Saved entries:
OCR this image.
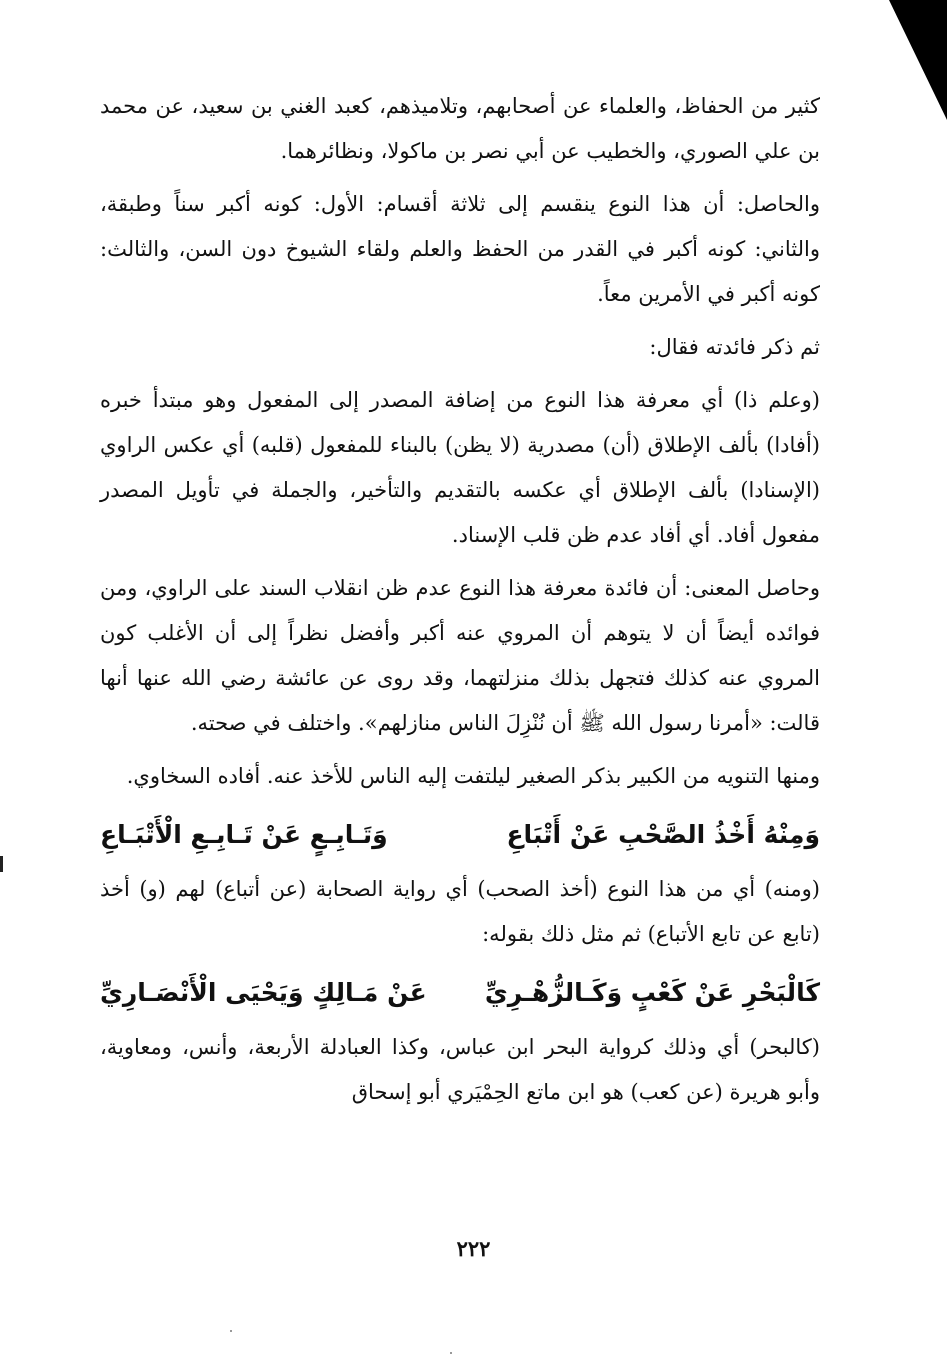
كثير من الحفاظ، والعلماء عن أصحابهم، وتلاميذهم، كعبد الغني بن سعيد، عن محمد بن علي الصوري، والخطيب عن أبي نصر بن ماكولا، ونظائرهما.

والحاصل: أن هذا النوع ينقسم إلى ثلاثة أقسام: الأول: كونه أكبر سناً وطبقة، والثاني: كونه أكبر في القدر من الحفظ والعلم ولقاء الشيوخ دون السن، والثالث: كونه أكبر في الأمرين معاً.

ثم ذكر فائدته فقال:

(وعلم ذا) أي معرفة هذا النوع من إضافة المصدر إلى المفعول وهو مبتدأ خبره (أفادا) بألف الإطلاق (أن) مصدرية (لا يظن) بالبناء للمفعول (قلبه) أي عكس الراوي (الإسنادا) بألف الإطلاق أي عكسه بالتقديم والتأخير، والجملة في تأويل المصدر مفعول أفاد. أي أفاد عدم ظن قلب الإسناد.

وحاصل المعنى: أن فائدة معرفة هذا النوع عدم ظن انقلاب السند على الراوي، ومن فوائده أيضاً أن لا يتوهم أن المروي عنه أكبر وأفضل نظراً إلى أن الأغلب كون المروي عنه كذلك فتجهل بذلك منزلتهما، وقد روى عن عائشة رضي الله عنها أنها قالت: «أمرنا رسول الله ﷺ أن نُنْزِلَ الناس منازلهم». واختلف في صحته.

ومنها التنويه من الكبير بذكر الصغير ليلتفت إليه الناس للأخذ عنه. أفاده السخاوي.

وَمِنْهُ أَخْذُ الصَّحْبِ عَنْ أَتْبَاعِ
وَتَـابِـعٍ عَنْ تَـابِـعِ الْأَتْبَـاعِ

(ومنه) أي من هذا النوع (أخذ الصحب) أي رواية الصحابة (عن أتباع) لهم (و) أخذ (تابع عن تابع الأتباع) ثم مثل ذلك بقوله:

كَالْبَحْرِ عَنْ كَعْبٍ وَكَـالزُّهْـرِيِّ
عَنْ مَـالِكٍ وَيَحْيَى الْأَنْصَـارِيِّ

(كالبحر) أي وذلك كرواية البحر ابن عباس، وكذا العبادلة الأربعة، وأنس، ومعاوية، وأبو هريرة (عن كعب) هو ابن ماتع الحِمْيَري أبو إسحاق

٢٢٢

→ Exercise:
Write out the full listing verbatim, excluding its pictures.

→ The output:
OCR this image.
كثير من الحفاظ، والعلماء عن أصحابهم، وتلاميذهم، كعبد الغني بن سعيد، عن محمد بن علي الصوري، والخطيب عن أبي نصر بن ماكولا، ونظائرهما.

والحاصل: أن هذا النوع ينقسم إلى ثلاثة أقسام: الأول: كونه أكبر سناً وطبقة، والثاني: كونه أكبر في القدر من الحفظ والعلم ولقاء الشيوخ دون السن، والثالث: كونه أكبر في الأمرين معاً.

ثم ذكر فائدته فقال:

(وعلم ذا) أي معرفة هذا النوع من إضافة المصدر إلى المفعول وهو مبتدأ خبره (أفادا) بألف الإطلاق (أن) مصدرية (لا يظن) بالبناء للمفعول (قلبه) أي عكس الراوي (الإسنادا) بألف الإطلاق أي عكسه بالتقديم والتأخير، والجملة في تأويل المصدر مفعول أفاد. أي أفاد عدم ظن قلب الإسناد.

وحاصل المعنى: أن فائدة معرفة هذا النوع عدم ظن انقلاب السند على الراوي، ومن فوائده أيضاً أن لا يتوهم أن المروي عنه أكبر وأفضل نظراً إلى أن الأغلب كون المروي عنه كذلك فتجهل بذلك منزلتهما، وقد روى عن عائشة رضي الله عنها أنها قالت: «أمرنا رسول الله ﷺ أن نُنْزِلَ الناس منازلهم». واختلف في صحته.

ومنها التنويه من الكبير بذكر الصغير ليلتفت إليه الناس للأخذ عنه. أفاده السخاوي.

وَمِنْهُ أَخْذُ الصَّحْبِ عَنْ أَتْبَاعِ
وَتَـابِـعٍ عَنْ تَـابِـعِ الْأَتْبَـاعِ

(ومنه) أي من هذا النوع (أخذ الصحب) أي رواية الصحابة (عن أتباع) لهم (و) أخذ (تابع عن تابع الأتباع) ثم مثل ذلك بقوله:

كَالْبَحْرِ عَنْ كَعْبٍ وَكَـالزُّهْـرِيِّ
عَنْ مَـالِكٍ وَيَحْيَى الْأَنْصَـارِيِّ

(كالبحر) أي وذلك كرواية البحر ابن عباس، وكذا العبادلة الأربعة، وأنس، ومعاوية، وأبو هريرة (عن كعب) هو ابن ماتع الحِمْيَري أبو إسحاق

٢٢٢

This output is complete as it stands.